Exercise brief =
Which lines contain the string "골프장의"? Please list every one of them.

Stored rows =
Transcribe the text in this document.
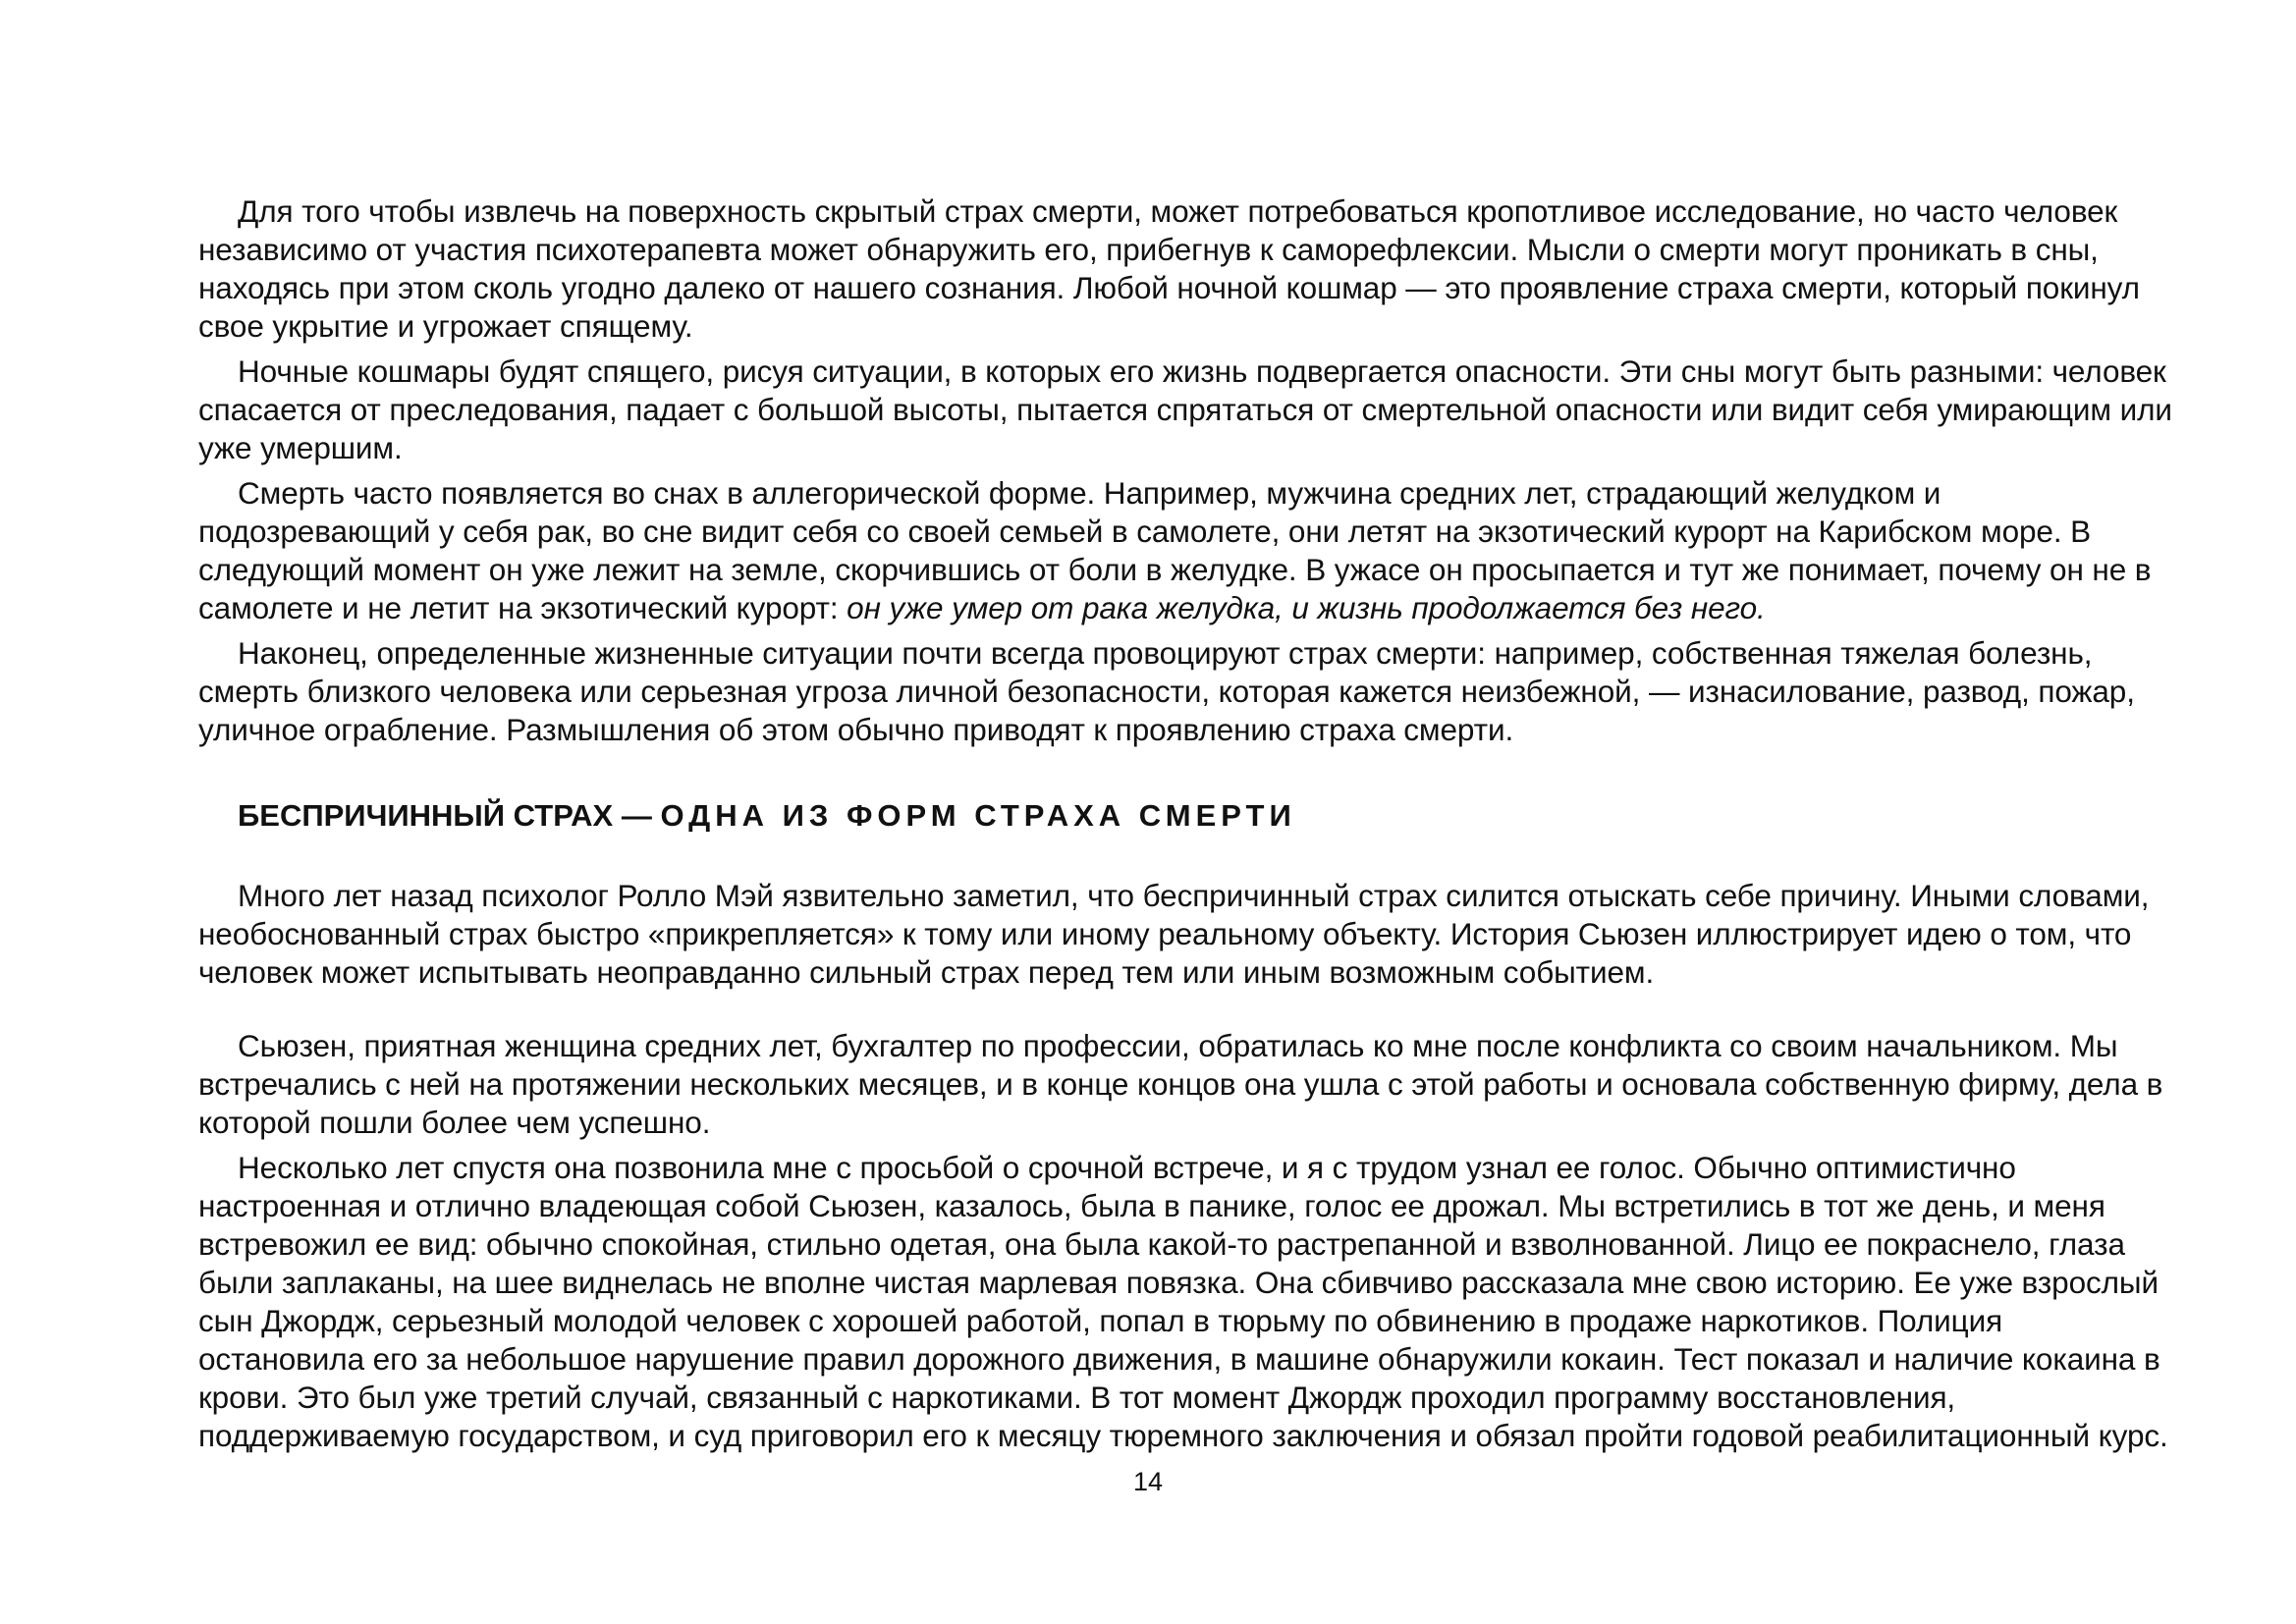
Для того чтобы извлечь на поверхность скрытый страх смерти, может потребоваться кропотливое исследование, но часто человек независимо от участия психотерапевта может обнаружить его, прибегнув к саморефлексии. Мысли о смерти могут проникать в сны, находясь при этом сколь угодно далеко от нашего сознания. Любой ночной кошмар — это проявление страха смерти, который покинул свое укрытие и угрожает спящему.

Ночные кошмары будят спящего, рисуя ситуации, в которых его жизнь подвергается опасности. Эти сны могут быть разными: человек спасается от преследования, падает с большой высоты, пытается спрятаться от смертельной опасности или видит себя умирающим или уже умершим.

Смерть часто появляется во снах в аллегорической форме. Например, мужчина средних лет, страдающий желудком и подозревающий у себя рак, во сне видит себя со своей семьей в самолете, они летят на экзотический курорт на Карибском море. В следующий момент он уже лежит на земле, скорчившись от боли в желудке. В ужасе он просыпается и тут же понимает, почему он не в самолете и не летит на экзотический курорт: он уже умер от рака желудка, и жизнь продолжается без него.

Наконец, определенные жизненные ситуации почти всегда провоцируют страх смерти: например, собственная тяжелая болезнь, смерть близкого человека или серьезная угроза личной безопасности, которая кажется неизбежной, — изнасилование, развод, пожар, уличное ограбление. Размышления об этом обычно приводят к проявлению страха смерти.

БЕСПРИЧИННЫЙ СТРАХ — ОДНА ИЗ ФОРМ СТРАХА СМЕРТИ

Много лет назад психолог Ролло Мэй язвительно заметил, что беспричинный страх силится отыскать себе причину. Иными словами, необоснованный страх быстро «прикрепляется» к тому или иному реальному объекту. История Сьюзен иллюстрирует идею о том, что человек может испытывать неоправданно сильный страх перед тем или иным возможным событием.

Сьюзен, приятная женщина средних лет, бухгалтер по профессии, обратилась ко мне после конфликта со своим начальником. Мы встречались с ней на протяжении нескольких месяцев, и в конце концов она ушла с этой работы и основала собственную фирму, дела в которой пошли более чем успешно.

Несколько лет спустя она позвонила мне с просьбой о срочной встрече, и я с трудом узнал ее голос. Обычно оптимистично настроенная и отлично владеющая собой Сьюзен, казалось, была в панике, голос ее дрожал. Мы встретились в тот же день, и меня встревожил ее вид: обычно спокойная, стильно одетая, она была какой-то растрепанной и взволнованной. Лицо ее покраснело, глаза были заплаканы, на шее виднелась не вполне чистая марлевая повязка. Она сбивчиво рассказала мне свою историю. Ее уже взрослый сын Джордж, серьезный молодой человек с хорошей работой, попал в тюрьму по обвинению в продаже наркотиков. Полиция остановила его за небольшое нарушение правил дорожного движения, в машине обнаружили кокаин. Тест показал и наличие кокаина в крови. Это был уже третий случай, связанный с наркотиками. В тот момент Джордж проходил программу восстановления, поддерживаемую государством, и суд приговорил его к месяцу тюремного заключения и обязал пройти годовой реабилитационный курс.

14
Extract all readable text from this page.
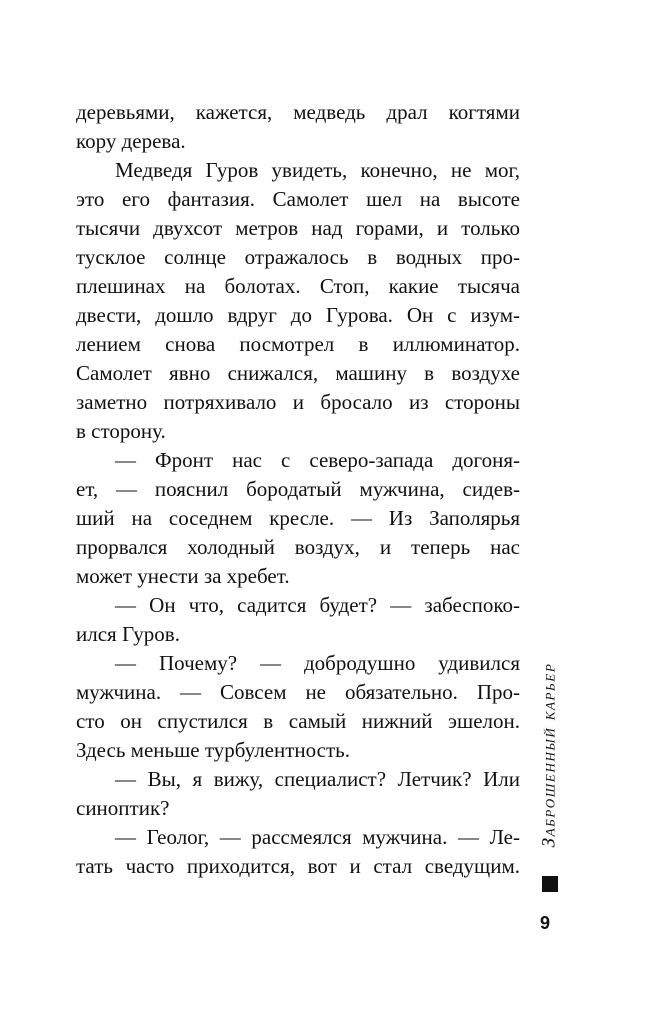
деревьями, кажется, медведь драл когтями
кору дерева.
Медведя Гуров увидеть, конечно, не мог,
это его фантазия. Самолет шел на высоте
тысячи двухсот метров над горами, и только
тусклое солнце отражалось в водных про-
плешинах на болотах. Стоп, какие тысяча
двести, дошло вдруг до Гурова. Он с изум-
лением снова посмотрел в иллюминатор.
Самолет явно снижался, машину в воздухе
заметно потряхивало и бросало из стороны
в сторону.
— Фронт нас с северо-запада догоня-
ет, — пояснил бородатый мужчина, сидев-
ший на соседнем кресле. — Из Заполярья
прорвался холодный воздух, и теперь нас
может унести за хребет.
— Он что, садится будет? — забеспоко-
ился Гуров.
— Почему? — добродушно удивился
мужчина. — Совсем не обязательно. Про-
сто он спустился в самый нижний эшелон.
Здесь меньше турбулентность.
— Вы, я вижу, специалист? Летчик? Или
синоптик?
— Геолог, — рассмеялся мужчина. — Ле-
тать часто приходится, вот и стал сведущим.
Заброшенный карьер
9
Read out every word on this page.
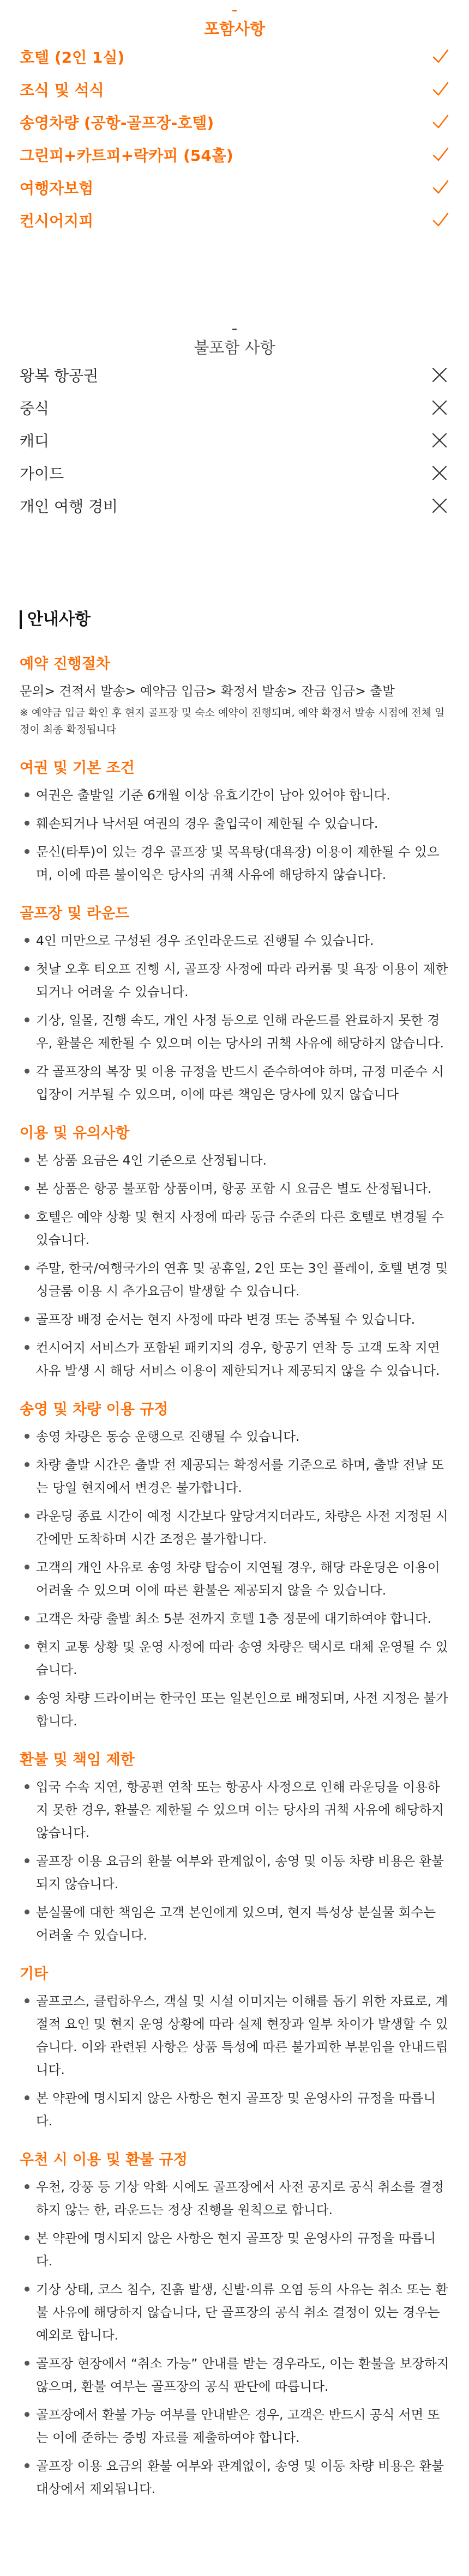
포함사항
호텔 (2인 1실)
조식 및 석식
송영차량 (공항-골프장-호텔)
그린피+카트피+락카피 (54홀)
여행자보험
컨시어지피
불포함 사항
왕복 항공권
중식
캐디
가이드
개인 여행 경비
안내사항

예약 진행절차

문의> 견적서 발송> 예약금 입금> 확정서 발송> 잔금 입금> 출발

※ 예약금 입금 확인 후 현지 골프장 및 숙소 예약이 진행되며, 예약 확정서 발송 시점에 전체 일정이 최종 확정됩니다

여권 및 기본 조건

여권은 출발일 기준 6개월 이상 유효기간이 남아 있어야 합니다.
훼손되거나 낙서된 여권의 경우 출입국이 제한될 수 있습니다.
문신(타투)이 있는 경우 골프장 및 목욕탕(대욕장) 이용이 제한될 수 있으며, 이에 따른 불이익은 당사의 귀책 사유에 해당하지 않습니다.

골프장 및 라운드

4인 미만으로 구성된 경우 조인라운드로 진행될 수 있습니다.
첫날 오후 티오프 진행 시, 골프장 사정에 따라 라커룸 및 욕장 이용이 제한되거나 어려울 수 있습니다.
기상, 일몰, 진행 속도, 개인 사정 등으로 인해 라운드를 완료하지 못한 경우, 환불은 제한될 수 있으며 이는 당사의 귀책 사유에 해당하지 않습니다.
각 골프장의 복장 및 이용 규정을 반드시 준수하여야 하며, 규정 미준수 시 입장이 거부될 수 있으며, 이에 따른 책임은 당사에 있지 않습니다

이용 및 유의사항

본 상품 요금은 4인 기준으로 산정됩니다.
본 상품은 항공 불포함 상품이며, 항공 포함 시 요금은 별도 산정됩니다.
호텔은 예약 상황 및 현지 사정에 따라 동급 수준의 다른 호텔로 변경될 수 있습니다.
주말, 한국/여행국가의 연휴 및 공휴일, 2인 또는 3인 플레이, 호텔 변경 및 싱글룸 이용 시 추가요금이 발생할 수 있습니다.
골프장 배정 순서는 현지 사정에 따라 변경 또는 중복될 수 있습니다.
컨시어지 서비스가 포함된 패키지의 경우, 항공기 연착 등 고객 도착 지연 사유 발생 시 해당 서비스 이용이 제한되거나 제공되지 않을 수 있습니다.

송영 및 차량 이용 규정

송영 차량은 동승 운행으로 진행될 수 있습니다.
차량 출발 시간은 출발 전 제공되는 확정서를 기준으로 하며, 출발 전날 또는 당일 현지에서 변경은 불가합니다.
라운딩 종료 시간이 예정 시간보다 앞당겨지더라도, 차량은 사전 지정된 시간에만 도착하며 시간 조정은 불가합니다.
고객의 개인 사유로 송영 차량 탑승이 지연될 경우, 해당 라운딩은 이용이 어려울 수 있으며 이에 따른 환불은 제공되지 않을 수 있습니다.
고객은 차량 출발 최소 5분 전까지 호텔 1층 정문에 대기하여야 합니다.
현지 교통 상황 및 운영 사정에 따라 송영 차량은 택시로 대체 운영될 수 있습니다.
송영 차량 드라이버는 한국인 또는 일본인으로 배정되며, 사전 지정은 불가합니다.

환불 및 책임 제한

입국 수속 지연, 항공편 연착 또는 항공사 사정으로 인해 라운딩을 이용하지 못한 경우, 환불은 제한될 수 있으며 이는 당사의 귀책 사유에 해당하지 않습니다.
골프장 이용 요금의 환불 여부와 관계없이, 송영 및 이동 차량 비용은 환불되지 않습니다.
분실물에 대한 책임은 고객 본인에게 있으며, 현지 특성상 분실물 회수는 어려울 수 있습니다.

기타

골프코스, 클럽하우스, 객실 및 시설 이미지는 이해를 돕기 위한 자료로, 계절적 요인 및 현지 운영 상황에 따라 실제 현장과 일부 차이가 발생할 수 있습니다. 이와 관련된 사항은 상품 특성에 따른 불가피한 부분임을 안내드립니다.
본 약관에 명시되지 않은 사항은 현지 골프장 및 운영사의 규정을 따릅니다.

우천 시 이용 및 환불 규정

우천, 강풍 등 기상 악화 시에도 골프장에서 사전 공지로 공식 취소를 결정하지 않는 한, 라운드는 정상 진행을 원칙으로 합니다.
본 약관에 명시되지 않은 사항은 현지 골프장 및 운영사의 규정을 따릅니다.
기상 상태, 코스 침수, 진흙 발생, 신발·의류 오염 등의 사유는 취소 또는 환불 사유에 해당하지 않습니다, 단 골프장의 공식 취소 결정이 있는 경우는 예외로 합니다.
골프장 현장에서 “취소 가능” 안내를 받는 경우라도, 이는 환불을 보장하지 않으며, 환불 여부는 골프장의 공식 판단에 따릅니다.
골프장에서 환불 가능 여부를 안내받은 경우, 고객은 반드시 공식 서면 또는 이에 준하는 증빙 자료를 제출하여야 합니다.
골프장 이용 요금의 환불 여부와 관계없이, 송영 및 이동 차량 비용은 환불 대상에서 제외됩니다.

Written response =
각 골프장의 복장 및 이용 규정을 반드시 준수하여야 하며, 규정 미준수 시 입장이 거부될 수 있으며, 이에 따른 책임은 당사에 있지 않습니다
기상 상태, 코스 침수, 진흙 발생, 신발·의류 오염 등의 사유는 취소 또는 환불 사유에 해당하지 않습니다, 단 골프장의 공식 취소 결정이 있는 경우는 예외로 합니다.
골프장 현장에서 “취소 가능” 안내를 받는 경우라도, 이는 환불을 보장하지 않으며, 환불 여부는 골프장의 공식 판단에 따릅니다.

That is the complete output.